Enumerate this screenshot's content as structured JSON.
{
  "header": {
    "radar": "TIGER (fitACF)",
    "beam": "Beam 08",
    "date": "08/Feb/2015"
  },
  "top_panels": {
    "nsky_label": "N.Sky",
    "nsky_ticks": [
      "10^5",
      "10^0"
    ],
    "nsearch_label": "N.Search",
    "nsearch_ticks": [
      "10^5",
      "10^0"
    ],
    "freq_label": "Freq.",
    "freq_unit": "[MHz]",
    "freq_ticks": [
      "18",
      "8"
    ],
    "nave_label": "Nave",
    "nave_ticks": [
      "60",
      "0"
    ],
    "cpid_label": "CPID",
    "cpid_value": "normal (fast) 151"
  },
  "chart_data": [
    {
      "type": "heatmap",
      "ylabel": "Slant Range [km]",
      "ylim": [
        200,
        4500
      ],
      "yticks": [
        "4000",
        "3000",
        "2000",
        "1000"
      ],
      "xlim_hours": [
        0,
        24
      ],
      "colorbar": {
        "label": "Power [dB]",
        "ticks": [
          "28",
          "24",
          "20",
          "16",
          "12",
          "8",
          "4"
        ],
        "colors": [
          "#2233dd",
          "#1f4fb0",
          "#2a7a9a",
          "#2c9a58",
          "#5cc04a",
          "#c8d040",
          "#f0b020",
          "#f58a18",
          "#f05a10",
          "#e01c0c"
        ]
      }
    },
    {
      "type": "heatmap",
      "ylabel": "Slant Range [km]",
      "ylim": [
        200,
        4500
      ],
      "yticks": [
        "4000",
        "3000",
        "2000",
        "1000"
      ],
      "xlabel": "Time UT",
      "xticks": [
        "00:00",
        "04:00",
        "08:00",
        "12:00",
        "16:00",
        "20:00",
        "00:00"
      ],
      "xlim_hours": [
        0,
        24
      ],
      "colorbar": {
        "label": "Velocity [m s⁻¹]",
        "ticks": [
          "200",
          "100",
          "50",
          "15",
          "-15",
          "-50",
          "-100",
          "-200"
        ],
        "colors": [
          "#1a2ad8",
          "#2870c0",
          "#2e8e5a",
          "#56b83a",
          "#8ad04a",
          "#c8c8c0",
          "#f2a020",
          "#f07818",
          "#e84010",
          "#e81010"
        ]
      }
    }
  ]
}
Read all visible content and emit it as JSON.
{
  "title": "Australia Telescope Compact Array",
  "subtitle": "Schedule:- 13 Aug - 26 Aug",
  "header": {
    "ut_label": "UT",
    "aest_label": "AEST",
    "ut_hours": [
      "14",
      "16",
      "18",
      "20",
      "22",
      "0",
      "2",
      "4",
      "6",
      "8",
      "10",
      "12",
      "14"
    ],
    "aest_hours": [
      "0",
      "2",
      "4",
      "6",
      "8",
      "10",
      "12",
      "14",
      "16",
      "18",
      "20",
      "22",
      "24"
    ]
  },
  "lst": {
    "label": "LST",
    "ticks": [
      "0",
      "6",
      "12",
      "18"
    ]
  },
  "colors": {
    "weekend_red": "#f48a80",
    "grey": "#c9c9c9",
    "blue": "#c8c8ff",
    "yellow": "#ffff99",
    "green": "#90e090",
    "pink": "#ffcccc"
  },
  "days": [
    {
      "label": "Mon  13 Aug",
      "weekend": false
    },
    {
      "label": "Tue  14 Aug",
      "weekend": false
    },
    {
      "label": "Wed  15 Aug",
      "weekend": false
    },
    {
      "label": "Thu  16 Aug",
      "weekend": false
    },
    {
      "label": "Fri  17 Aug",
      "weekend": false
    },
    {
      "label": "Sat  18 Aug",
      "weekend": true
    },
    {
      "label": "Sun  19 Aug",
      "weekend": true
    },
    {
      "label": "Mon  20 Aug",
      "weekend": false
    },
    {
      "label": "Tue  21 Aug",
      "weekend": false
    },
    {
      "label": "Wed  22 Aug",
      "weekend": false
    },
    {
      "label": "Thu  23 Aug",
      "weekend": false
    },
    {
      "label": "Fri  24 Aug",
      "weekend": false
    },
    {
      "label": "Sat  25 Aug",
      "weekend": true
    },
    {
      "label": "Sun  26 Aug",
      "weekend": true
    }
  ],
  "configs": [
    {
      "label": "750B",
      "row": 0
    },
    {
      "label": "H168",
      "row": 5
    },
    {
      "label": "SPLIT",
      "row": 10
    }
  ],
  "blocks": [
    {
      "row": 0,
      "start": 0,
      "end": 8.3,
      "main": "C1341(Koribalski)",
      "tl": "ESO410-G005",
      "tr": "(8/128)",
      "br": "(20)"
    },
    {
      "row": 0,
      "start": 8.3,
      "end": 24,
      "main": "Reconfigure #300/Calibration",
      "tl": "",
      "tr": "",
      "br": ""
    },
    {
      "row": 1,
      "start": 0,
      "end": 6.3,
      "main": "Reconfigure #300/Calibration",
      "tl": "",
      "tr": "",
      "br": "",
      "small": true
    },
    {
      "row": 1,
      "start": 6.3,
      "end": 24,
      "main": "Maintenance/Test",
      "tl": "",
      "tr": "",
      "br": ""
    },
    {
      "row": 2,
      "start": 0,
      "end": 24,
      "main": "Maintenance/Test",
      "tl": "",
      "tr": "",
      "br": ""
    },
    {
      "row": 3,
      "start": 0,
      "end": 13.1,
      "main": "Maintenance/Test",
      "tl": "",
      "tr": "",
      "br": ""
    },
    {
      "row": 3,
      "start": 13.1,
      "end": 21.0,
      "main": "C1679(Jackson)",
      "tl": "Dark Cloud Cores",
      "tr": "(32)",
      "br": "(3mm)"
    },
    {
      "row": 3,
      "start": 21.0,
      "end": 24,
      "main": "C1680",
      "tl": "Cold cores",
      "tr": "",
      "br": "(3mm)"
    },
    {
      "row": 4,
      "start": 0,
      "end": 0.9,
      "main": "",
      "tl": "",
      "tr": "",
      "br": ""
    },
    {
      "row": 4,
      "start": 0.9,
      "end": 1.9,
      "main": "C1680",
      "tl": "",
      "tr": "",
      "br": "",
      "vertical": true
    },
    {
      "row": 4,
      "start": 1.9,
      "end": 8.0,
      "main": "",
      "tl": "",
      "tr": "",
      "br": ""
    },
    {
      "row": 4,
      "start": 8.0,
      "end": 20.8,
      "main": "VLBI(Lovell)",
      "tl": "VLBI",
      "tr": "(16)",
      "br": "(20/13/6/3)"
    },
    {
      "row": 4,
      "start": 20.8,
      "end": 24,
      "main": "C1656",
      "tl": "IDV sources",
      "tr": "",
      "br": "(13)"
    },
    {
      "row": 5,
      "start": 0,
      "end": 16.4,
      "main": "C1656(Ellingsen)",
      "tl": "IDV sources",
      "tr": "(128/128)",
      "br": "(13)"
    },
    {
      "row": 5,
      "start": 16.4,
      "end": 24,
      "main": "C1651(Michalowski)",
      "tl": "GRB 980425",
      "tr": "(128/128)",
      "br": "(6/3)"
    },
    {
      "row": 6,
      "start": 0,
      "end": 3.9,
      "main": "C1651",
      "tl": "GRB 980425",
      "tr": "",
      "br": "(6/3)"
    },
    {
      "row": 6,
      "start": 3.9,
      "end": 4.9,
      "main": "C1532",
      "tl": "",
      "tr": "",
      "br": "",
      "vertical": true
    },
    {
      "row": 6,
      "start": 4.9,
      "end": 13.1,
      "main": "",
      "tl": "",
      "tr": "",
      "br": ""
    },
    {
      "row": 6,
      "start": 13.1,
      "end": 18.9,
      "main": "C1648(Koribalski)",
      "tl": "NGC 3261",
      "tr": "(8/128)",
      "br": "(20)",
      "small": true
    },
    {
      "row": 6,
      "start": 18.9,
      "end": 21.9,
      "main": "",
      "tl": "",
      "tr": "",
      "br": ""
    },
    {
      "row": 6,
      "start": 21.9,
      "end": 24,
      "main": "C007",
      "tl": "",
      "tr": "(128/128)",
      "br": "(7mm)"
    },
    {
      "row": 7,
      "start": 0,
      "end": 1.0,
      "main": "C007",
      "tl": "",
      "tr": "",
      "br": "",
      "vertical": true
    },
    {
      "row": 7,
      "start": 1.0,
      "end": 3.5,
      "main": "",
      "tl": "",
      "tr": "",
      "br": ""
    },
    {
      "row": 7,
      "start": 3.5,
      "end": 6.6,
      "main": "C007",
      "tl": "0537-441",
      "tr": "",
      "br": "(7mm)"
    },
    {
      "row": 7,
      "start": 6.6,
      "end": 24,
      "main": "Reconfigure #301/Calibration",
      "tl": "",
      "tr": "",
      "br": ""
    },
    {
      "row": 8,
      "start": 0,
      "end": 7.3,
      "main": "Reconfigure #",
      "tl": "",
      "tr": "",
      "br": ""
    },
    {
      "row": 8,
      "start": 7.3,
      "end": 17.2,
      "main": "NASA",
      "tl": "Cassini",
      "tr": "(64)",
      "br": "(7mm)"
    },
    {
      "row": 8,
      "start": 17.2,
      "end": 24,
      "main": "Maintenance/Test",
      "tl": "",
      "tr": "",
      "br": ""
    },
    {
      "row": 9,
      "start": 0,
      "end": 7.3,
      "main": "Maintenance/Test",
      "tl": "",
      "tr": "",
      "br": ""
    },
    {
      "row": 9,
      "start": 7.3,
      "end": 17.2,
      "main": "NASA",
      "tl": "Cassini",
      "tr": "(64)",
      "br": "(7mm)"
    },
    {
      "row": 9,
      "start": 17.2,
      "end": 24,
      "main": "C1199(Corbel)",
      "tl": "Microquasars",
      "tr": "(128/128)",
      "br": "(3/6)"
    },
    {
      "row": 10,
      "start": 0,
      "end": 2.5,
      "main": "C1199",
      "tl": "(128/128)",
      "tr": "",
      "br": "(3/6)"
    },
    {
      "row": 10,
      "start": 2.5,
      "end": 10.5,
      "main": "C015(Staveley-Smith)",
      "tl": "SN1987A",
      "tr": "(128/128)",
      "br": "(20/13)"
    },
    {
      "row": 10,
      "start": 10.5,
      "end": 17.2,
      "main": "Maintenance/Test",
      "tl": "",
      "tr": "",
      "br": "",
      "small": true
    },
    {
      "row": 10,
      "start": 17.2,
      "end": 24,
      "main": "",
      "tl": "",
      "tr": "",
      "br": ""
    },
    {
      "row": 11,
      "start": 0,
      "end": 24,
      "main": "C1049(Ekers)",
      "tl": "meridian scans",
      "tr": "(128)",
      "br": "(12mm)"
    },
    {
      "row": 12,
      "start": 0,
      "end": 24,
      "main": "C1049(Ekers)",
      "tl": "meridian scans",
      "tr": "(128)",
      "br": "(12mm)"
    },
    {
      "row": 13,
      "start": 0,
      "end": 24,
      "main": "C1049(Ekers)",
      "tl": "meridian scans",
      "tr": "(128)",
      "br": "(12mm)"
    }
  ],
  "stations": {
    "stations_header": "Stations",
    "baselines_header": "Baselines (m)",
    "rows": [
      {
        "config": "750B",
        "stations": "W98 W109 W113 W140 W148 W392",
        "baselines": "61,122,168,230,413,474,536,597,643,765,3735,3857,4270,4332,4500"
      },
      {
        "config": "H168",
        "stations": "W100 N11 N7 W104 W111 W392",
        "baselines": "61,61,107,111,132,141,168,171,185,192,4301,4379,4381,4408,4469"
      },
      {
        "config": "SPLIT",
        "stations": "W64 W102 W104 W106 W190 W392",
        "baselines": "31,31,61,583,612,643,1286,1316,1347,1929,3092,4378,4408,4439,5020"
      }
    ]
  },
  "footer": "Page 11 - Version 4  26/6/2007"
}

--

> **REQUEST**: Check each line of the entries above, and show every one holding the word "content".

> **REPLY**:
Enumerate this screenshot's content as structured JSON.
Read all visible content and emit it as JSON.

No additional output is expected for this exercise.